Write out the data again in full, exactly as it reads.

**** DATASET ENTRIES

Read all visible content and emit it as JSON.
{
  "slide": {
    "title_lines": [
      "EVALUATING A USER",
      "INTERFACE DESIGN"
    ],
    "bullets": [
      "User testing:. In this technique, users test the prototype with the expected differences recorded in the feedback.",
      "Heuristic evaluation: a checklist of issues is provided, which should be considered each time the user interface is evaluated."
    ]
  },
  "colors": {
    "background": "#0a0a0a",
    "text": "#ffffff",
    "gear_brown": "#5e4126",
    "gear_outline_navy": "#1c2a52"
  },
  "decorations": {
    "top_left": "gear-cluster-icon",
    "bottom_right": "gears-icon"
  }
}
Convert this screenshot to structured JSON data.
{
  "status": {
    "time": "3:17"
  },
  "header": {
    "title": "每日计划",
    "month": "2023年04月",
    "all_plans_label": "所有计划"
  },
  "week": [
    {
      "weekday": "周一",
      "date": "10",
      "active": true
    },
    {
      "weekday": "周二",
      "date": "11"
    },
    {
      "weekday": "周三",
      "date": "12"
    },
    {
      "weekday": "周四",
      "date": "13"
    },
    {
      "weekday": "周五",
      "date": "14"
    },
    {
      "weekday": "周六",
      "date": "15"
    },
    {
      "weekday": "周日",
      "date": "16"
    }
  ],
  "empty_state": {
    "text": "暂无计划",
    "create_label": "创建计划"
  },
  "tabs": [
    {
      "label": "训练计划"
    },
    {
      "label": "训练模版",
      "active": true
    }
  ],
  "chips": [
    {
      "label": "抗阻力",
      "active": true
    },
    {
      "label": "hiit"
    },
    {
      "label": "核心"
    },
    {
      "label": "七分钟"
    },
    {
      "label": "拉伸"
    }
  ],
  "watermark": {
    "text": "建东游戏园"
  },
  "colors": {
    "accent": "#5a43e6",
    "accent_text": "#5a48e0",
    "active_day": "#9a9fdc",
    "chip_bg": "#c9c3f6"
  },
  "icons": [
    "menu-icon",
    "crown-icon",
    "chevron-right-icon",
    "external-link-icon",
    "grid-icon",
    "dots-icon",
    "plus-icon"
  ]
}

********

### THE REPLY
Read all visible content and emit it as JSON.
{
  "slide": {
    "title_lines": [
      "EVALUATING A USER",
      "INTERFACE DESIGN"
    ],
    "bullets": [
      "User testing:. In this technique, users test the prototype with the expected differences recorded in the feedback.",
      "Heuristic evaluation: a checklist of issues is provided, which should be considered each time the user interface is evaluated."
    ]
  },
  "colors": {
    "background": "#0a0a0a",
    "text": "#ffffff",
    "gear_brown": "#5e4126",
    "gear_outline_navy": "#1c2a52"
  },
  "decorations": {
    "top_left": "gear-cluster-icon",
    "bottom_right": "gears-icon"
  }
}
Convert this screenshot to structured JSON data.
{
  "status": {
    "time": "3:17"
  },
  "header": {
    "title": "每日计划",
    "month": "2023年04月",
    "all_plans_label": "所有计划"
  },
  "week": [
    {
      "weekday": "周一",
      "date": "10",
      "active": true
    },
    {
      "weekday": "周二",
      "date": "11"
    },
    {
      "weekday": "周三",
      "date": "12"
    },
    {
      "weekday": "周四",
      "date": "13"
    },
    {
      "weekday": "周五",
      "date": "14"
    },
    {
      "weekday": "周六",
      "date": "15"
    },
    {
      "weekday": "周日",
      "date": "16"
    }
  ],
  "empty_state": {
    "text": "暂无计划",
    "create_label": "创建计划"
  },
  "tabs": [
    {
      "label": "训练计划"
    },
    {
      "label": "训练模版",
      "active": true
    }
  ],
  "chips": [
    {
      "label": "抗阻力",
      "active": true
    },
    {
      "label": "hiit"
    },
    {
      "label": "核心"
    },
    {
      "label": "七分钟"
    },
    {
      "label": "拉伸"
    }
  ],
  "watermark": {
    "text": "建东游戏园"
  },
  "colors": {
    "accent": "#5a43e6",
    "accent_text": "#5a48e0",
    "active_day": "#9a9fdc",
    "chip_bg": "#c9c3f6"
  },
  "icons": [
    "menu-icon",
    "crown-icon",
    "chevron-right-icon",
    "external-link-icon",
    "grid-icon",
    "dots-icon",
    "plus-icon"
  ]
}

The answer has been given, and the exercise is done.